### Dataset records on visual material
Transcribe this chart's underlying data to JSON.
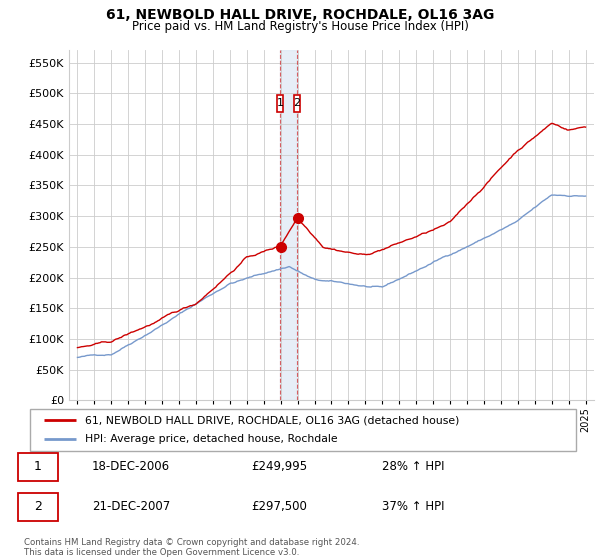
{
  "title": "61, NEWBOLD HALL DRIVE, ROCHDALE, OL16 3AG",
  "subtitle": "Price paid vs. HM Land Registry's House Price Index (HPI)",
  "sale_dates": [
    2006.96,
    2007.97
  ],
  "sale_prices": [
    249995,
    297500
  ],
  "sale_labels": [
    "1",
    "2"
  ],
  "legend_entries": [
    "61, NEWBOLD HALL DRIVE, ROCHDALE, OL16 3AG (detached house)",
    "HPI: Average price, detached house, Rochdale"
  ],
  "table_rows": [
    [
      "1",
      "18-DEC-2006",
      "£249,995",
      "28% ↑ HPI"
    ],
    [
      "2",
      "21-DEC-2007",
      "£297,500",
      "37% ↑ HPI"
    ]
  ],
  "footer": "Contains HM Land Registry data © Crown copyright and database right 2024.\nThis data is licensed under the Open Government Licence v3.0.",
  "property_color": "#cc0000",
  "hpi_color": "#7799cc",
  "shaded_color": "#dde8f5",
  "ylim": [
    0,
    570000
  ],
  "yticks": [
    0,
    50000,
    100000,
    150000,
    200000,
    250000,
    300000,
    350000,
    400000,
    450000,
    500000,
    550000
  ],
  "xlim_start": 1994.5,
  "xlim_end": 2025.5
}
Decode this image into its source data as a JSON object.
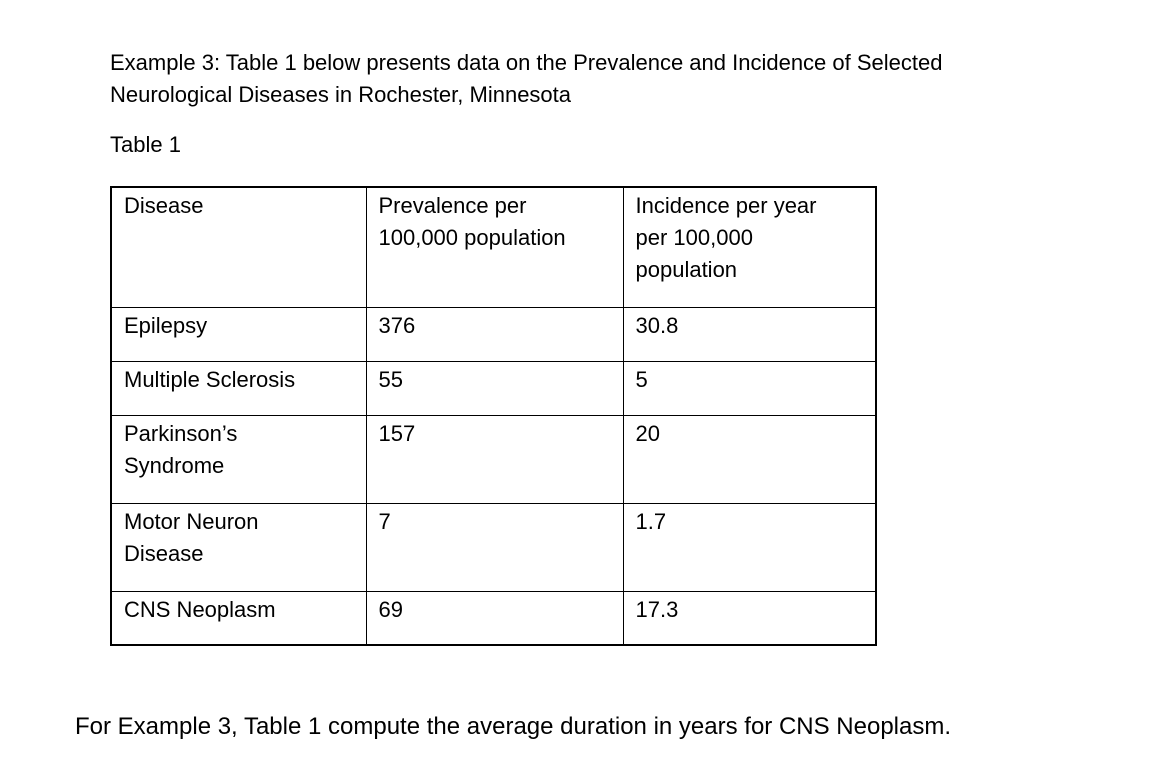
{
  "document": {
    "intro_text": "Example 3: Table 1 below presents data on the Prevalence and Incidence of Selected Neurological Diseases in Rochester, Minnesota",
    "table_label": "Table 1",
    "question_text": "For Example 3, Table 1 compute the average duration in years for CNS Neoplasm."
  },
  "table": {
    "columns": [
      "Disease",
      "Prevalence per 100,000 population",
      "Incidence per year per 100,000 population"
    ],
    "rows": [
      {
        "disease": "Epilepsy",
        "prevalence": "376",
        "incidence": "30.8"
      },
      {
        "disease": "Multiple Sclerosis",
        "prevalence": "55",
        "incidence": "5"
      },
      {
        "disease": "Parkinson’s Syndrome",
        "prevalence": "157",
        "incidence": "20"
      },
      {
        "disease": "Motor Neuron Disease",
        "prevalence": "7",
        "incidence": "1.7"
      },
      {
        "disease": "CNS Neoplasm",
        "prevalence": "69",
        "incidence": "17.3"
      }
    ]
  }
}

### Requirements
Exactly as written, give again every line from the one containing "Decode this image" through the last line of the material, both included, with the pictures left out.

### Output of the exercise
Decode this image into its source data as a JSON object.
{
  "document": {
    "intro_text": "Example 3: Table 1 below presents data on the Prevalence and Incidence of Selected Neurological Diseases in Rochester, Minnesota",
    "table_label": "Table 1",
    "question_text": "For Example 3, Table 1 compute the average duration in years for CNS Neoplasm."
  },
  "table": {
    "columns": [
      "Disease",
      "Prevalence per 100,000 population",
      "Incidence per year per 100,000 population"
    ],
    "rows": [
      {
        "disease": "Epilepsy",
        "prevalence": "376",
        "incidence": "30.8"
      },
      {
        "disease": "Multiple Sclerosis",
        "prevalence": "55",
        "incidence": "5"
      },
      {
        "disease": "Parkinson’s Syndrome",
        "prevalence": "157",
        "incidence": "20"
      },
      {
        "disease": "Motor Neuron Disease",
        "prevalence": "7",
        "incidence": "1.7"
      },
      {
        "disease": "CNS Neoplasm",
        "prevalence": "69",
        "incidence": "17.3"
      }
    ]
  }
}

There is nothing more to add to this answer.